_INFORMATION PROVIDED_.
━━━━

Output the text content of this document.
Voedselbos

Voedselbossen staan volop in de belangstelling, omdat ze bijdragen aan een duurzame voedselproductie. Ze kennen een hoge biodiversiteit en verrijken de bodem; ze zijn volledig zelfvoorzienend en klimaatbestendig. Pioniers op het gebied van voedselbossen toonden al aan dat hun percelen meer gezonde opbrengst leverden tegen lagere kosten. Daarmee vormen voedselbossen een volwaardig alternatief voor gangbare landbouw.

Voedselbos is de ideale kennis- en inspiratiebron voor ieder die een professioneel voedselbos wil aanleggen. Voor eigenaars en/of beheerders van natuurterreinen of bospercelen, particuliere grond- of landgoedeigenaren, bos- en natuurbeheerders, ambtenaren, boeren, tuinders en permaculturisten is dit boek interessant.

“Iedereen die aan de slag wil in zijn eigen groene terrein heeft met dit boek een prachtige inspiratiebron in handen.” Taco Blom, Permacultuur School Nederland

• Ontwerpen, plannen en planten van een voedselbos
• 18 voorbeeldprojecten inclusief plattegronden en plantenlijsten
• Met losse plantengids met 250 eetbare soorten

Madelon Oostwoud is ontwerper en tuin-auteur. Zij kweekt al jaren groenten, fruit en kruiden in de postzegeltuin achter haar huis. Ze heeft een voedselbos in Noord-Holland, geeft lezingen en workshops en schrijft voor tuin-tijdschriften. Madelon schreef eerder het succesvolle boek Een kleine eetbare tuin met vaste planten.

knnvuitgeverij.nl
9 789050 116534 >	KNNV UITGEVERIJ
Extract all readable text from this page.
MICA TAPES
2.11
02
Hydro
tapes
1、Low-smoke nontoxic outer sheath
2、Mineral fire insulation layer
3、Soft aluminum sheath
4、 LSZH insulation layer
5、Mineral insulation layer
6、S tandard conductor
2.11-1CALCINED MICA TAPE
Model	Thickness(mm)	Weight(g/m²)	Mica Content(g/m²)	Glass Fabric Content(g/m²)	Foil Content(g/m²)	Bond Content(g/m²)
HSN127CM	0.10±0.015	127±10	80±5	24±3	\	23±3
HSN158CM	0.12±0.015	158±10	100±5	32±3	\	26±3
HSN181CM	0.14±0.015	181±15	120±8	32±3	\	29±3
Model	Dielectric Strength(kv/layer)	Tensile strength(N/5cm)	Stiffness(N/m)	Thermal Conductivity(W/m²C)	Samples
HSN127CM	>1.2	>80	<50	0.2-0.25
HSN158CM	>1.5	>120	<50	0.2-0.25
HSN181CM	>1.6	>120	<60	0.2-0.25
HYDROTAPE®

━━━━

_DIRECTIVE_. Note each line of the entries that has "Model" in it, and copy those lines.

_RESULT BELOW_.
Model	Thickness(mm)	Weight(g/m²)	Mica Content(g/m²)	Glass Fabric Content(g/m²)	Foil Content(g/m²)	Bond Content(g/m²)
Model	Dielectric Strength(kv/layer)	Tensile strength(N/5cm)	Stiffness(N/m)	Thermal Conductivity(W/m²C)	Samples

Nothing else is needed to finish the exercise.